» **Problem details**
Identify each line below containing the string "仙角索票小組" and copy it.

╔══

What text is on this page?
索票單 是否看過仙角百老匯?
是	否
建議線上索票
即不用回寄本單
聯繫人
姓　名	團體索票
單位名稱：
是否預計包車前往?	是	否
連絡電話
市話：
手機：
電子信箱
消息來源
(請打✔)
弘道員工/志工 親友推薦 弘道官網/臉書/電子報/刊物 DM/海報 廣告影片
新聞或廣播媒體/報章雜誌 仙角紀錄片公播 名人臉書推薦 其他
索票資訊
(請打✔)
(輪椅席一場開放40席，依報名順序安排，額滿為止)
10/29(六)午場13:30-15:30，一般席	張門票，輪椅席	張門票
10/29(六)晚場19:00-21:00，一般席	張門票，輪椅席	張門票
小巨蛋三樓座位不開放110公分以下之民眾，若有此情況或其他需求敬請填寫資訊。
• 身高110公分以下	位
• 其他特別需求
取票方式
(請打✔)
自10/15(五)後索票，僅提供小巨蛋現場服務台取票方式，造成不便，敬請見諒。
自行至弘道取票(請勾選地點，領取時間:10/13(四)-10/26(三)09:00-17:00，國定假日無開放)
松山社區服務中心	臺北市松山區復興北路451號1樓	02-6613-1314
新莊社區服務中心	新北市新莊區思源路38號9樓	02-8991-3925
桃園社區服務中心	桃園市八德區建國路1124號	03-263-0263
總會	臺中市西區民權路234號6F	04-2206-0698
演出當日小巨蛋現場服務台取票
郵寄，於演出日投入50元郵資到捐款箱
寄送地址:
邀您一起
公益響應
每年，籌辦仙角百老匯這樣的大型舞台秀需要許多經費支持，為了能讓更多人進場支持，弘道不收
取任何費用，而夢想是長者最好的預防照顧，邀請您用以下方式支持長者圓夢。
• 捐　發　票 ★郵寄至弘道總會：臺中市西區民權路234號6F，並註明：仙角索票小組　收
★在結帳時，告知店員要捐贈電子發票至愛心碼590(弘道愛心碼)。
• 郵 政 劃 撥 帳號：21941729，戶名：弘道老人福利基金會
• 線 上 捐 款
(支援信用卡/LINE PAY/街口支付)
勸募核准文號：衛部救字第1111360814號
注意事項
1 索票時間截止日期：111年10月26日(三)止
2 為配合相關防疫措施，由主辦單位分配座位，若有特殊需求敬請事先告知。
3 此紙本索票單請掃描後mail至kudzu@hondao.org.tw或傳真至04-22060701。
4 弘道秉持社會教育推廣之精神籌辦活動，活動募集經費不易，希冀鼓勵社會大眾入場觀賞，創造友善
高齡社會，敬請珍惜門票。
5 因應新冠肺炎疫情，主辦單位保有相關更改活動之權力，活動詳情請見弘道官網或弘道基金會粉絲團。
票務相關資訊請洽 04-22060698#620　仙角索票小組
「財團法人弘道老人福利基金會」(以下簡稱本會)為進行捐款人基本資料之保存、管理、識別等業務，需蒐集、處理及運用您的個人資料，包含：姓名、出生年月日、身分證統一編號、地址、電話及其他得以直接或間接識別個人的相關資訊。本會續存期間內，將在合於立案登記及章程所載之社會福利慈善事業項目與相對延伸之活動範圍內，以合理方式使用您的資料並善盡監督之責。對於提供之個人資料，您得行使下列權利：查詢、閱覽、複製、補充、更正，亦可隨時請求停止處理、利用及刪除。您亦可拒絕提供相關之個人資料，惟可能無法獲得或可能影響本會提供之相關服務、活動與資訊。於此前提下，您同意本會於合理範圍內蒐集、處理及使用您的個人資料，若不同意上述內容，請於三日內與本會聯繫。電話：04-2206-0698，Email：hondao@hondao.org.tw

╚══

» **Exercise answer**
• 捐　發　票 ★郵寄至弘道總會：臺中市西區民權路234號6F，並註明：仙角索票小組　收
票務相關資訊請洽 04-22060698#620　仙角索票小組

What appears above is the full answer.